>> begin

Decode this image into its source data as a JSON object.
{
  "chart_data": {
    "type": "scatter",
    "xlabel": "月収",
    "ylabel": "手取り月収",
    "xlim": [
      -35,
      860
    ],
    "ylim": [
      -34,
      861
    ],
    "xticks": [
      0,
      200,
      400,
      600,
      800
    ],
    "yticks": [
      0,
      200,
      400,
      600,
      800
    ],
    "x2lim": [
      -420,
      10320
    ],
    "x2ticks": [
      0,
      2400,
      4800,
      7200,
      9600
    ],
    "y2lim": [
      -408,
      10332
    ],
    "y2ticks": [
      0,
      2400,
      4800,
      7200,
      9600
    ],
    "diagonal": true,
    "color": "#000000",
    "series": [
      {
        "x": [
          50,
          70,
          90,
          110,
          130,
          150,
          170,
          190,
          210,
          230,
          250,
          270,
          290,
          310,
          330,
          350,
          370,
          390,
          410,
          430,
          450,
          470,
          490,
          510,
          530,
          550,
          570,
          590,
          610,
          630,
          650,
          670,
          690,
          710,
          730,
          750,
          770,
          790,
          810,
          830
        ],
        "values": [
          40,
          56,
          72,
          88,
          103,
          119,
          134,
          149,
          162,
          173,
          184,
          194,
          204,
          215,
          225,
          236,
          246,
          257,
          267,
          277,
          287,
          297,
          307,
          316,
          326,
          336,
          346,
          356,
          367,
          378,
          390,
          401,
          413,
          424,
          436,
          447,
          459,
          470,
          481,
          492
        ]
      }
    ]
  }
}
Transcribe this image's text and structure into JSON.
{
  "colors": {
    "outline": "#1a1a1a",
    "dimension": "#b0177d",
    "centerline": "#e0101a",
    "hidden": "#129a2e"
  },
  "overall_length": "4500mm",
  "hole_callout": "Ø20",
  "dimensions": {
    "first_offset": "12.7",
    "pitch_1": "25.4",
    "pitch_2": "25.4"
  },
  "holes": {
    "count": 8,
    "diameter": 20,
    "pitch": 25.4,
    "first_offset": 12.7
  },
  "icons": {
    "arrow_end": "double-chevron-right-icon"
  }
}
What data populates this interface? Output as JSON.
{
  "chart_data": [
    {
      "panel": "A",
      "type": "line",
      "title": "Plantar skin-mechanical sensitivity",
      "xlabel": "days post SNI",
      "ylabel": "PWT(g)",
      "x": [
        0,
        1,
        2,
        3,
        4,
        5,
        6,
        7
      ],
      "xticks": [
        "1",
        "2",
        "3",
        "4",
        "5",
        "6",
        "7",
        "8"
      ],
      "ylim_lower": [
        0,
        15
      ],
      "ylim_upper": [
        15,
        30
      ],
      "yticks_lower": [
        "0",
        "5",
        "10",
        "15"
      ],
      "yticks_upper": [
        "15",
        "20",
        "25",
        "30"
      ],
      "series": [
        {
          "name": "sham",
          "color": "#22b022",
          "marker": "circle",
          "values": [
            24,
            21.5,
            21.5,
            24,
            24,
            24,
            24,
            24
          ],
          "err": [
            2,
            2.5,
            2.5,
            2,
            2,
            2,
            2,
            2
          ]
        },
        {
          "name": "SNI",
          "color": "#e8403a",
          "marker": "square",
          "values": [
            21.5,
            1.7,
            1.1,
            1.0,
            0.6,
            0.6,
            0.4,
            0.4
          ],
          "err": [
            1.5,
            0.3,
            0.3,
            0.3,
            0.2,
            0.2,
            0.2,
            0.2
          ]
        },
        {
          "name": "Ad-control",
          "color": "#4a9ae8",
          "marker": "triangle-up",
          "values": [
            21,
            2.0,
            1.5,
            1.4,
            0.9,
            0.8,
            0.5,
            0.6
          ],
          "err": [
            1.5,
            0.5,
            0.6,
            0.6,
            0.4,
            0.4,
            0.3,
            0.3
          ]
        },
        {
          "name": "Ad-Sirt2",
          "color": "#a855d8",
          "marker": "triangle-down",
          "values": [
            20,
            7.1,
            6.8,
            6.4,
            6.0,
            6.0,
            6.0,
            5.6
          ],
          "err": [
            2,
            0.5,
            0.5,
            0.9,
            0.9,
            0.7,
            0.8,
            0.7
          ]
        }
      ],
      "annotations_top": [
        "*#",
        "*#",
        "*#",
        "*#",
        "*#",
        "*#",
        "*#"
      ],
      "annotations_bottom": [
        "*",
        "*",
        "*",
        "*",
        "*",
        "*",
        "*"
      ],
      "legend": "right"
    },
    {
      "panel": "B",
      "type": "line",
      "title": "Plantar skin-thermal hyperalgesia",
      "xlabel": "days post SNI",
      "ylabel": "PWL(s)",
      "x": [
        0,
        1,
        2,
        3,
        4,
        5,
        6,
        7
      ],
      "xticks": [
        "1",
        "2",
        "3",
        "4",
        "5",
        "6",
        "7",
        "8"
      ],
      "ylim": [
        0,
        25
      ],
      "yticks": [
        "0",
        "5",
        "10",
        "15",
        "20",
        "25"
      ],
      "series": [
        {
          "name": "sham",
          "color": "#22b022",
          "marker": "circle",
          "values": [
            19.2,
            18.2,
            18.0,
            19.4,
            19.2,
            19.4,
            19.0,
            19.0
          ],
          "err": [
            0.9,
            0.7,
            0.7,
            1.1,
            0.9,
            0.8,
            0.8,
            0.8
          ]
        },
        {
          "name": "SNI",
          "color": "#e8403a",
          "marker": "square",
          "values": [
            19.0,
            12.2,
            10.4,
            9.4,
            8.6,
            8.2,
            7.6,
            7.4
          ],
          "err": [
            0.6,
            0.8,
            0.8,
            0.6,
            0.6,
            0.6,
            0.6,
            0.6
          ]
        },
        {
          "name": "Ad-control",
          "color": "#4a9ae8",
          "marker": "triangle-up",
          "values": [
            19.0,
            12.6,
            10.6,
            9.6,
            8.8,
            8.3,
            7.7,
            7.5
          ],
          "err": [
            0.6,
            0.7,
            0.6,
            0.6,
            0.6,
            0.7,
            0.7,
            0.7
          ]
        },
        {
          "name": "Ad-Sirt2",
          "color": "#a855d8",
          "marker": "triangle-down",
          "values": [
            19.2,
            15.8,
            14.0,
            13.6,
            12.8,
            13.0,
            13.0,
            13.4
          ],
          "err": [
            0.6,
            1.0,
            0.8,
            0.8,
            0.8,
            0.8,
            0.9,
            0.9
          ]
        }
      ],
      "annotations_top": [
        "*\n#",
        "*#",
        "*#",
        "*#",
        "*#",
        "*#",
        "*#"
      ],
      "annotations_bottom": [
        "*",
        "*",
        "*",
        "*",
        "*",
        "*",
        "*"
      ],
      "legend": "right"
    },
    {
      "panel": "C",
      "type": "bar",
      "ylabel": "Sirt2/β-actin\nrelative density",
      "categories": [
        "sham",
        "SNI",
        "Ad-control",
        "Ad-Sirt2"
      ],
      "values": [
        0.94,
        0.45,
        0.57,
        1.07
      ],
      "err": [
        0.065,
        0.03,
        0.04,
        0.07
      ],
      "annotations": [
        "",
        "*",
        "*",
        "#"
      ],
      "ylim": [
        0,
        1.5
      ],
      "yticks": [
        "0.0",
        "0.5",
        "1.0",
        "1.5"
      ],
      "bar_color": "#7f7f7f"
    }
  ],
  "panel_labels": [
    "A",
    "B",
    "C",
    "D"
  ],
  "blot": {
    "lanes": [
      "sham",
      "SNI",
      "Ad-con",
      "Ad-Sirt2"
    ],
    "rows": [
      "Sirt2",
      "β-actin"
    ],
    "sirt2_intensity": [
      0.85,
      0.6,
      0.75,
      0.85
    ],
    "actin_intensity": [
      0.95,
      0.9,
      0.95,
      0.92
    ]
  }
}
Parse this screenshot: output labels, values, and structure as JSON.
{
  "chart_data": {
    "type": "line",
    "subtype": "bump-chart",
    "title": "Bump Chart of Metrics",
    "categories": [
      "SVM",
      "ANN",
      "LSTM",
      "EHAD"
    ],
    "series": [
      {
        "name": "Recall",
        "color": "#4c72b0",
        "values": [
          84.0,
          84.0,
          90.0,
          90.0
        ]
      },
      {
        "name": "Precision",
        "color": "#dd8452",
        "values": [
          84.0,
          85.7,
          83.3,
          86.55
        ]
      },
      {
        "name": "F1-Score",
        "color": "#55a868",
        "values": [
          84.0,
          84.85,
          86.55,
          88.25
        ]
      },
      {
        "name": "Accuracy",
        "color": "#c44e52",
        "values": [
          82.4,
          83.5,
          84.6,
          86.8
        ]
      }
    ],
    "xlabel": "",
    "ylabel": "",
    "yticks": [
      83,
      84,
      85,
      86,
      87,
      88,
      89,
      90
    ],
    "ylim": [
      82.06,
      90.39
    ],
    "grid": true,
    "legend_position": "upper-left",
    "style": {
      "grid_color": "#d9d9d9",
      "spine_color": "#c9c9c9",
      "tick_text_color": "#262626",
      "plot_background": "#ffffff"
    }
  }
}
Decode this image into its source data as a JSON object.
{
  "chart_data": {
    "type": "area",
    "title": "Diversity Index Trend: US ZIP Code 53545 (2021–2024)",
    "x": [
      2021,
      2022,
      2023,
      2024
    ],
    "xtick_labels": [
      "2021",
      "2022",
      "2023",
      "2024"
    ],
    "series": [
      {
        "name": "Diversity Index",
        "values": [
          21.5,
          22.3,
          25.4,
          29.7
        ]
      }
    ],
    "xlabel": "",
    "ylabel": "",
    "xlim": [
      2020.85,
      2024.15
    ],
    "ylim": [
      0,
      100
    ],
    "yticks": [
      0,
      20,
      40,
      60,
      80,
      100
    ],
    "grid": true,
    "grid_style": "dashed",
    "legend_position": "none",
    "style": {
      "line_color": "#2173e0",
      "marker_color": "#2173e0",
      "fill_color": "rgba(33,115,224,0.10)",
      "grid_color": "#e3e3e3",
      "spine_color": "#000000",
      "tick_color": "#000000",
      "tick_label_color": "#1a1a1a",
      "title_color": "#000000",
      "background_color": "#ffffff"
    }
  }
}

>> end

▶ [What needs to be done]: A line counts if it holds the word "this". How many lines of the entries count? Give the number only.

▶ [Exercise output]: 5